_TO-DO LIST_.
[A] Please list every relative of Giovanni Bellini named in the Bellini text that comes before the data, with how each is related to him.
[B] Translate this sentence from the Bellini text into Spanish: "His works defined the concept of serenity in a city that labelled itself La Serenissima (the most serene)."
[C] Write the next part of the Bellini text, picking up after its final sentence.

_PAGE TEXT_.
↓

The Renaissance artist Giovanni Bellini (around 1435-1516) was the dominant force in the art world of Venice for decades. His father Jacopo Bellini and brother Gentile were both master painters, while his brother-in-law was the virtuoso artist Andrea Mantegna. Giovanni taught both Giorgione and Titian, and even in old age (he died in his early 80s) Albrecht Dürer considered him “still the best in painting”. Bellini's subjects ranged from altarpieces and society portraits to the epic history paintings commissioned by the Doge’s Palace when he was the official painter of the Republic of Venice.
But Bellini’s supreme gift was his ability to create moments of transcendent beauty and stillness, infused with a delicious melancholy—especially in his quiet, contemplative images of the Virgin and Child. His works defined the concept of serenity in a city that labelled itself La Serenissima (the most serene). And experiencing his art in Venice today means not only exploring the great museums and palaces that house his work, but the sublime series of altarpieces which, 500 years later, are still in the churches for which he originally made them.

Museo Correr
1. Crucifixion (around 1455-60), Museo Correr
The Museo Correr has several paintings by Bellini and his associates including this small Crucifixion, which was probably made when he was in his early 20s and stylistically still under the influence of Jacopo and also Mantegna. A pale-skinned Christ hangs on the cross; he has died, but suffering is still etched on his face. The rather static figures of a grieving Mary and Saint John dominate the rest of the foreground. But it is the details in the background landscape—which was to become such an important characteristic of his art—that catch the eye, such as the figure leaning over the bridge or two men casually chatting.
Admission €25. Directions here
2. Presentation at the Temple (1460s), Fondazione Querini Stampalia

Fondazione Querini Stampalia
This luminous and charismatic painting—displayed on an easel in a room of its own—is one of the highlights of the Fondazione Querini Stampalia’s collection. The composition is a direct response to Mantegna’s version of the same subject made in the 1450s. In fact, Bellini appears to have traced the central part of Mantegna’s painting, which may have been a celebration of the birth of his own son. It has traditionally been said that some of the figures are portraits of family members: Saint Joseph may have the features of Bellini's father, Jacopo, while in the background on the left are perhaps the artist’s mother Anna and his sister Nicolosia (although the evidence for these identifications is slim).

↑

_EXTRACTED INFORMATION_.
↓

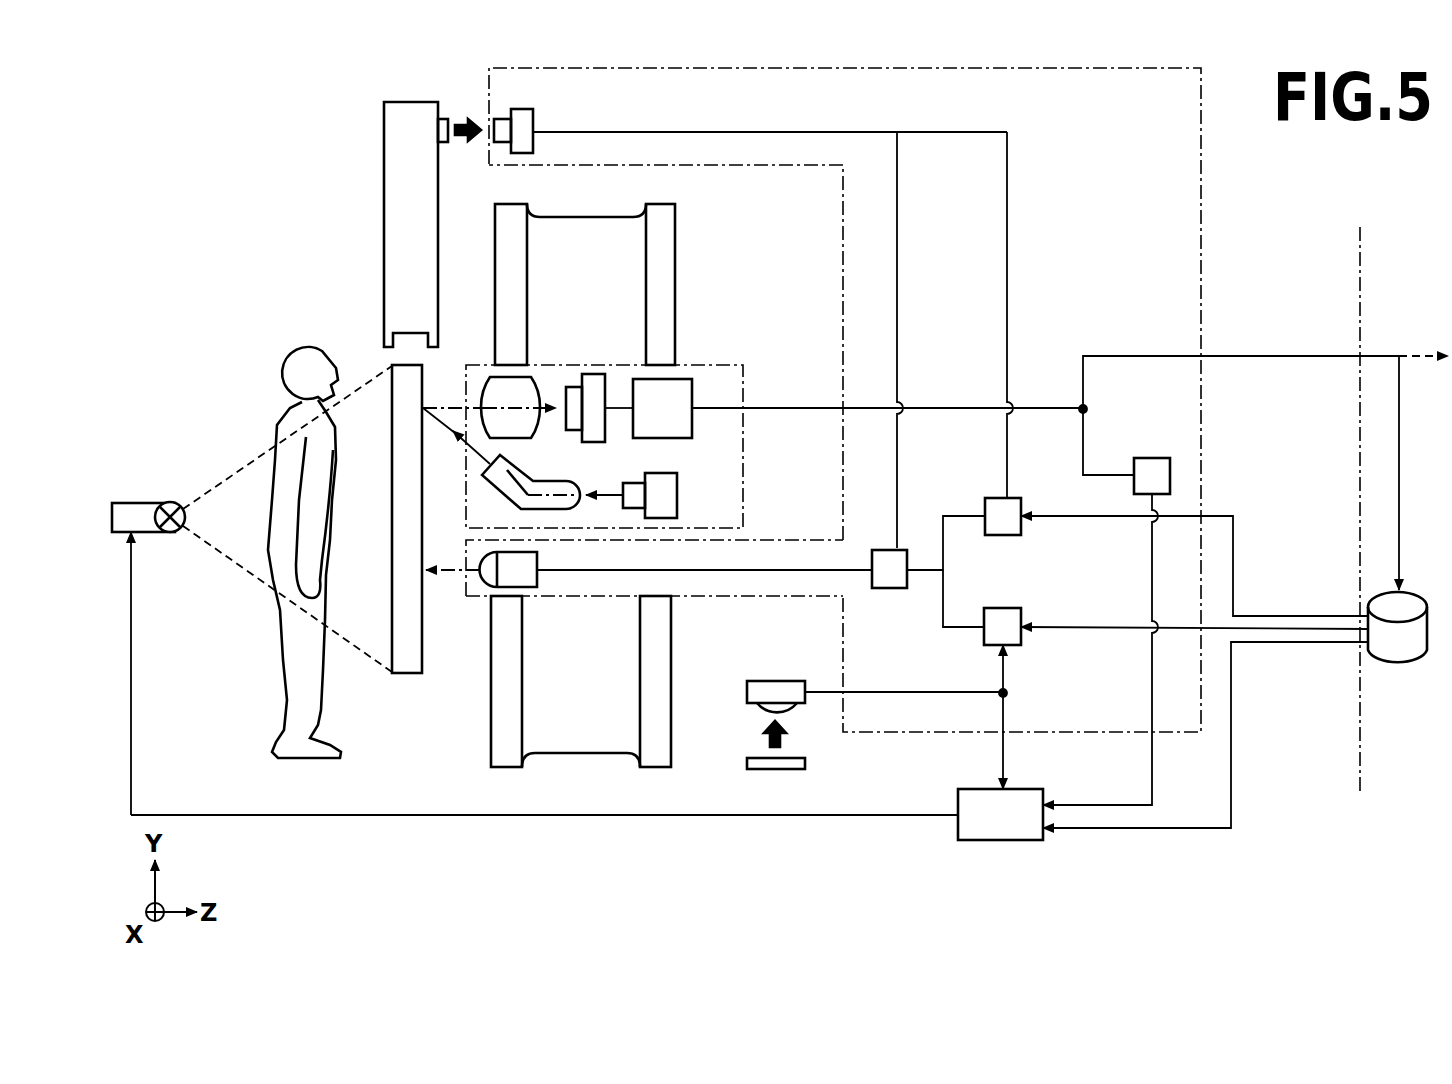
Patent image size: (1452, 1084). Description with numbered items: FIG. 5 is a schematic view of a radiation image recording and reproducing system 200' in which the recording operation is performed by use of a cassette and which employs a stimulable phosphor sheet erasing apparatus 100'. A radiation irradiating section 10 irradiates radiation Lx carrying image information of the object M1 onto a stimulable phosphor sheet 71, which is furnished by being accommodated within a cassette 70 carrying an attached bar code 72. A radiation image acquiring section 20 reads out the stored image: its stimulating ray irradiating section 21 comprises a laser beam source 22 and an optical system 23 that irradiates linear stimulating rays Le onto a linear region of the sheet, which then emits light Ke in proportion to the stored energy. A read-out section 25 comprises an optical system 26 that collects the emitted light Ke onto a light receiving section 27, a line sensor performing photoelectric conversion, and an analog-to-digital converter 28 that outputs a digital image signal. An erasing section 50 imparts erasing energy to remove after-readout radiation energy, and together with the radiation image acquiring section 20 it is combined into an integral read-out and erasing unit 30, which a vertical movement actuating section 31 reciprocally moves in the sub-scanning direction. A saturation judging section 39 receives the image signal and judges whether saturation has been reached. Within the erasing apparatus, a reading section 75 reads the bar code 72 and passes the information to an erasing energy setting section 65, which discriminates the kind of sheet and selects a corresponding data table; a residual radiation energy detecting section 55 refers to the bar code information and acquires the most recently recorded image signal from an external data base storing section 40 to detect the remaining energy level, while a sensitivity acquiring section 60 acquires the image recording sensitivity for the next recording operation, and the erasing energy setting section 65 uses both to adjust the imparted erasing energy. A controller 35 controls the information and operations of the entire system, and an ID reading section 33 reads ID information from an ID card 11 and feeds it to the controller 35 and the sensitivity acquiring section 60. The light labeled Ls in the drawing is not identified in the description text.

The radiation irradiating section 10 is at (178, 503).
The ID card 11 is at (790, 768).
The radiation image acquiring section 20 is at (688, 365).
The stimulating ray irradiating section 21 is at (637, 643).
The laser beam source 22 is at (657, 520).
The optical system 23 is at (535, 512).
The read-out section 25 is at (637, 291).
The optical system 26 is at (518, 375).
The light receiving section 27 is at (575, 385).
The analog-to-digital converter 28 is at (660, 378).
The read-out and erasing unit 30 is at (764, 348).
The vertical movement actuating section 31 is at (583, 222).
The ID reading section 33 is at (752, 681).
The controller 35 is at (1003, 841).
The saturation judging section 39 is at (1152, 458).
The data base storing section 40 is at (1398, 664).
The erasing section 50 is at (518, 575).
The residual radiation energy detecting section 55 is at (1003, 536).
The sensitivity acquiring section 60 is at (1010, 646).
The erasing energy setting section 65 is at (887, 589).
The cassette 70 is at (397, 115).
The stimulable phosphor sheet 71 is at (408, 675).
The bar code 72 is at (448, 120).
The reading section 75 is at (528, 117).
The stimulable phosphor sheet erasing apparatus 100' is at (1278, 511).
The radiation image recording and reproducing system 200' is at (889, 400).
The object M1 is at (290, 360).
The emitted light Ke is at (447, 405).
The stimulating rays Le is at (443, 425).
The light source beam Ls is at (428, 574).
The radiation Lx is at (355, 633).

↑

_TASK-BY-TASK RESULTS_.
[A]
- Jacopo Bellini: father
- Gentile: brother
- Andrea Mantegna: brother-in-law
- Anna: mother
- Nicolosia: sister

[B] Sus obras definieron el concepto de serenidad en una ciudad que se denominaba a sí misma La Serenissima (la más serena).

[C]
Admission €15. Directions here

Basilica dei Santi Giovanni e Paolo
3. Polyptych of Saint Vincent Ferrer (around 1464), Basilica dei Santi Giovanni e Paolo
Known locally as Zanipolo, this spectacular Dominican church lost a great Bellini altarpiece in a fire in the 19th century. But this early polyptych survived and is still preserved in its original frame, which is only missing a lunette from the top. The nine panels are organised around a depiction of Vincent Ferrer, a Dominican saint from Valencia who had been canonised only about ten years previously. He is flanked by Saint Christopher and Saint Sebastian with an annunciation and a dead Christ above. There is a sense of monumentality to these figures, but not yet of the coherence and unity of composition that was to come. (The three-part predella is probably not by Bellini).
Admission €3.50. Directions here

Palazzo Ducale
4. Pietà (around 1472), Palazzo Ducale
Until the great fire of 1577, the Palazzo Ducale was home to a series of epic historical paintings by Bellini, made when he was official painter to the Republic. This is one of his only works to survive the conflagration. It depicts one of Bellini’s signature themes, the dead Christ being lowered into the tomb. In this case Christ is supported by Mary and John. Saints Nicholas and Mark are shown in prayer on either side. The work was probably commissioned for the palace’s former chapel of San Nicolò and now hangs in the picture gallery in the Chamber of the Quarantia Criminale, which originally housed the highest court of appeal in the Republic.
Admission €25. Directions here

Gallerie dell'Accademia
5. San Giobbe Altarpiece (around 1487), Gallerie dell'Accademia
This monumental painting—it is 4.7m tall—is Bellini’s first-known sacra conversazione (sacred conversation) in which an enthroned Madonna and Child commune silently with a company of saints in the same pictorial space. In this case they are Saints Francis, John the Baptist and Job (the titular Giobbe, in Italian) to the left of the Madonna, and Dominic, Sebastian and Louis of Toulouse to her right. Bellini sets the figures not against a traditional landscape but within a fictive architectural setting—including a canopy suspended in the space between the Virgin and viewer—designed to reflect its location in the church for which it was commissioned (the Chiesa di San Giobbe). He also suggested a celestial soundtrack provided by three musician angels.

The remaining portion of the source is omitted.